--- begin Data excerpts ---

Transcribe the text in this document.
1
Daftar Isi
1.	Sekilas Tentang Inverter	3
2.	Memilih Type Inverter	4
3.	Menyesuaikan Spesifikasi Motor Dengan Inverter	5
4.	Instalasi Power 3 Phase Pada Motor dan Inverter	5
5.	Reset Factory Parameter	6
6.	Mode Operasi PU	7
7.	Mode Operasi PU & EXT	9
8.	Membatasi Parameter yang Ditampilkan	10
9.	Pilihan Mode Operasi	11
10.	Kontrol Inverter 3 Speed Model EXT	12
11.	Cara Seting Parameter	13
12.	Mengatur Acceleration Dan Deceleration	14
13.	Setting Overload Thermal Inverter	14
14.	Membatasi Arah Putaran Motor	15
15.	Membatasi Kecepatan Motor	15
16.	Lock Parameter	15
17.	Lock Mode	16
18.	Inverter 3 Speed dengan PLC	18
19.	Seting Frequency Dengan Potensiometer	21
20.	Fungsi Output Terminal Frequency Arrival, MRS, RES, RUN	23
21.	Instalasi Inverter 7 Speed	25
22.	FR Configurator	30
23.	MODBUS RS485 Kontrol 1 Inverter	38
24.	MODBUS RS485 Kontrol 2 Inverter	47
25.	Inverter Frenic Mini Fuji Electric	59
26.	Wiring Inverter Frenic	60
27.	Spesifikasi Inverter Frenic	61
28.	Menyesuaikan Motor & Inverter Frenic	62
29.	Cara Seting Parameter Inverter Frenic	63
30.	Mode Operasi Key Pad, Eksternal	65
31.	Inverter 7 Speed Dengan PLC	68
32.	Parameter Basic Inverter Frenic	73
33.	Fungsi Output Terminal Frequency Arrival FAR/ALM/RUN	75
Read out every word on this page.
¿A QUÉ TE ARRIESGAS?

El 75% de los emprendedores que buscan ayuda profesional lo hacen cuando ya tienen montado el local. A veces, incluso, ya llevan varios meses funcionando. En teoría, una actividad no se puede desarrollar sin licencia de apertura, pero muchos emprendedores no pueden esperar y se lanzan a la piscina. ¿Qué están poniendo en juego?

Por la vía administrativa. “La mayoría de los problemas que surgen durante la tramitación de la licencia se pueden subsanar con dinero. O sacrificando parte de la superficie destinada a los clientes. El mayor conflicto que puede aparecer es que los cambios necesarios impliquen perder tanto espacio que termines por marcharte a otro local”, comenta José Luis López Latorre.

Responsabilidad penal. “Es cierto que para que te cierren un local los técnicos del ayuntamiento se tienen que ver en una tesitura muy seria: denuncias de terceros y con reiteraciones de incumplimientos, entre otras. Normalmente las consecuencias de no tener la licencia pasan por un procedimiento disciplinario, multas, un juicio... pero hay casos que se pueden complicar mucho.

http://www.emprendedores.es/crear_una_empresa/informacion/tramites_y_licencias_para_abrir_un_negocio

--- end Data excerpts ---

Exercise task: Locate the word "Terminal" in the records above, and return each line that has it.

Output for this task:
20.	Fungsi Output Terminal Frequency Arrival, MRS, RES, RUN	23
33.	Fungsi Output Terminal Frequency Arrival FAR/ALM/RUN	75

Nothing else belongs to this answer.